Data provided>
_ _ _ _

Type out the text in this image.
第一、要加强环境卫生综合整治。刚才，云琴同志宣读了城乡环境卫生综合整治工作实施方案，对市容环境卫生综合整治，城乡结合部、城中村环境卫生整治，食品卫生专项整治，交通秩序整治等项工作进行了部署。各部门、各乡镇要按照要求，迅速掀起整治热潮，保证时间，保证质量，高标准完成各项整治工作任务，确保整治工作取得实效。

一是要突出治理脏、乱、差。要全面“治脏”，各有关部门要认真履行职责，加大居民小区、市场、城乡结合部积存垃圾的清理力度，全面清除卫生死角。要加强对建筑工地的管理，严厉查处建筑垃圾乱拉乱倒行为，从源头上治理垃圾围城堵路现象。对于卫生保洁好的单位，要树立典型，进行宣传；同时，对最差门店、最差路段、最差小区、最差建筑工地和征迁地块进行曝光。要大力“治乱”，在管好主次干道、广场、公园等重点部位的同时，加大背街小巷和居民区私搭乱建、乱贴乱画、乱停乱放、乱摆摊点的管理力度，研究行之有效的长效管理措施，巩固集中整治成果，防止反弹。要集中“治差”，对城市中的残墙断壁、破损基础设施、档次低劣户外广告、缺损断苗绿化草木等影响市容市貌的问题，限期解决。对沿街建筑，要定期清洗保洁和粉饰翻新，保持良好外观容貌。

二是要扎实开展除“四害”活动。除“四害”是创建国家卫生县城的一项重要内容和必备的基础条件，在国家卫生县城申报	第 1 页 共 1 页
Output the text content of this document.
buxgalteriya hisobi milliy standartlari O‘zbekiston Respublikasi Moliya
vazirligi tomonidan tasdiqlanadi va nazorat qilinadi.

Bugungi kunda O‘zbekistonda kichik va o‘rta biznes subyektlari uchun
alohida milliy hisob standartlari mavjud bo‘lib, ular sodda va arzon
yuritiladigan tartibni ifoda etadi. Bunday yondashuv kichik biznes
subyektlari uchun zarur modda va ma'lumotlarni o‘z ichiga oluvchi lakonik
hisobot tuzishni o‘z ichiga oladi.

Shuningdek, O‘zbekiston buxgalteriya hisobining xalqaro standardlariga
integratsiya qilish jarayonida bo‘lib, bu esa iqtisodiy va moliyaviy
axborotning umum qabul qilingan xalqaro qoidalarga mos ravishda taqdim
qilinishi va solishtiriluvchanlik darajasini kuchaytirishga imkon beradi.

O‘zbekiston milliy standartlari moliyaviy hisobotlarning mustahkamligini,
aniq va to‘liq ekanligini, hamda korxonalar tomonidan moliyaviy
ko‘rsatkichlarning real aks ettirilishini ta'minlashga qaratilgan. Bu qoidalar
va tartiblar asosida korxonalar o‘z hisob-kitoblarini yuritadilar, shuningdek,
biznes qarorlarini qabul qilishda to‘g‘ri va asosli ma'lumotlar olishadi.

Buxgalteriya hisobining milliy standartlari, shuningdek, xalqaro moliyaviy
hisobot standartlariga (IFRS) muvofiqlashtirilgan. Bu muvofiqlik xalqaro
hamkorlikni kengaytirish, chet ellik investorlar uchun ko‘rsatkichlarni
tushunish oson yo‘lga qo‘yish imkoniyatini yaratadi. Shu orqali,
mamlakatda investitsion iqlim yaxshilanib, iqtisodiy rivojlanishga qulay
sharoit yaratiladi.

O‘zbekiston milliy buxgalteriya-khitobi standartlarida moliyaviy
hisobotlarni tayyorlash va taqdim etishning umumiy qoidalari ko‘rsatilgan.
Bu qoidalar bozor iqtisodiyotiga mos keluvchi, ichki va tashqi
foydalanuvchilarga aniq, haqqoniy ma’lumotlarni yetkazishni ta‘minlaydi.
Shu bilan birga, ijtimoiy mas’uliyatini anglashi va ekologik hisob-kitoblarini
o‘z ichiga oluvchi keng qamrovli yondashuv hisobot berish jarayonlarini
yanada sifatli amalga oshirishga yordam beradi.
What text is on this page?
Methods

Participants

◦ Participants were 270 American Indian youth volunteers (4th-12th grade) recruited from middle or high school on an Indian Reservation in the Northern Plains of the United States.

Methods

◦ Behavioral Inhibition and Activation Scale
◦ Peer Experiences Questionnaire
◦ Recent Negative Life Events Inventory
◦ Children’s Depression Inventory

_ _ _ _

Aim> For the entries shown above, give the number of lines that include the word "aniq", without any other text.

Reply to the task> 2